▸ WHAT IS NEEDED:
For each line below that includes the word "active", make a copy.

##### DATASET

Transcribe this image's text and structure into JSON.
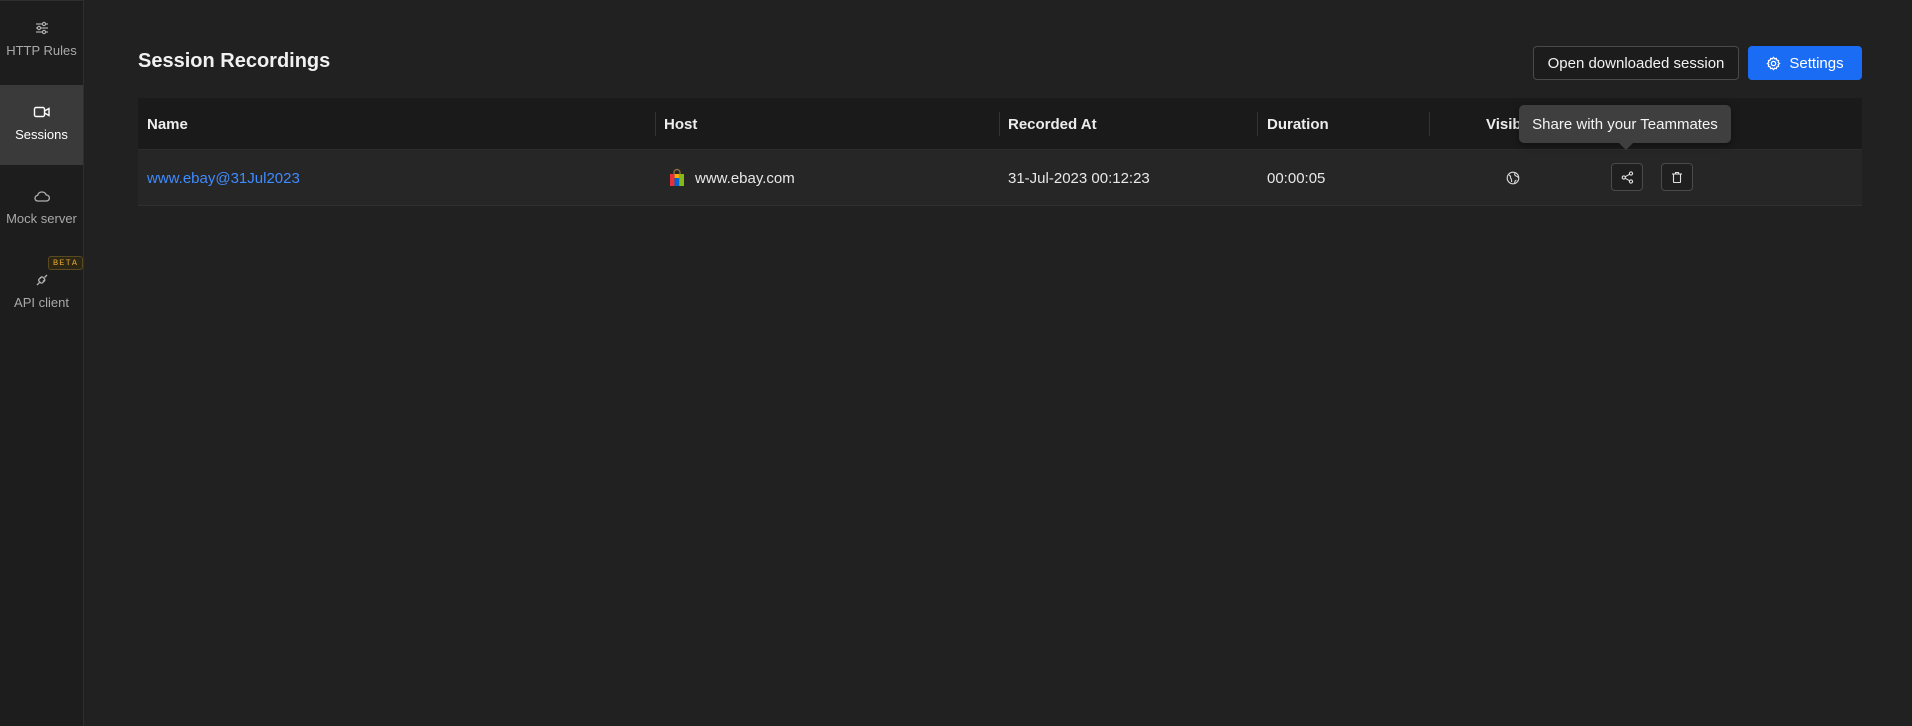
{
  "sidebar": {
    "items": [
      {
        "label": "HTTP Rules",
        "icon": "sliders-icon",
        "active": false
      },
      {
        "label": "Sessions",
        "icon": "video-camera-icon",
        "active": true
      },
      {
        "label": "Mock server",
        "icon": "cloud-icon",
        "active": false
      },
      {
        "label": "API client",
        "icon": "plug-icon",
        "active": false,
        "badge": "BETA"
      }
    ]
  },
  "header": {
    "title": "Session Recordings",
    "open_session_label": "Open downloaded session",
    "settings_label": "Settings"
  },
  "table": {
    "columns": [
      "Name",
      "Host",
      "Recorded At",
      "Duration",
      "Visib"
    ],
    "rows": [
      {
        "name": "www.ebay@31Jul2023",
        "host": "www.ebay.com",
        "recorded_at": "31-Jul-2023 00:12:23",
        "duration": "00:00:05",
        "visibility_icon": "globe-icon"
      }
    ]
  },
  "tooltip": {
    "text": "Share with your Teammates"
  },
  "colors": {
    "accent": "#1b6cf5",
    "link": "#3e8cff",
    "beta": "#e3a72f"
  }
}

##########

▸ TASK RESULT:
        "active": false
        "active": true
        "active": false
        "active": false,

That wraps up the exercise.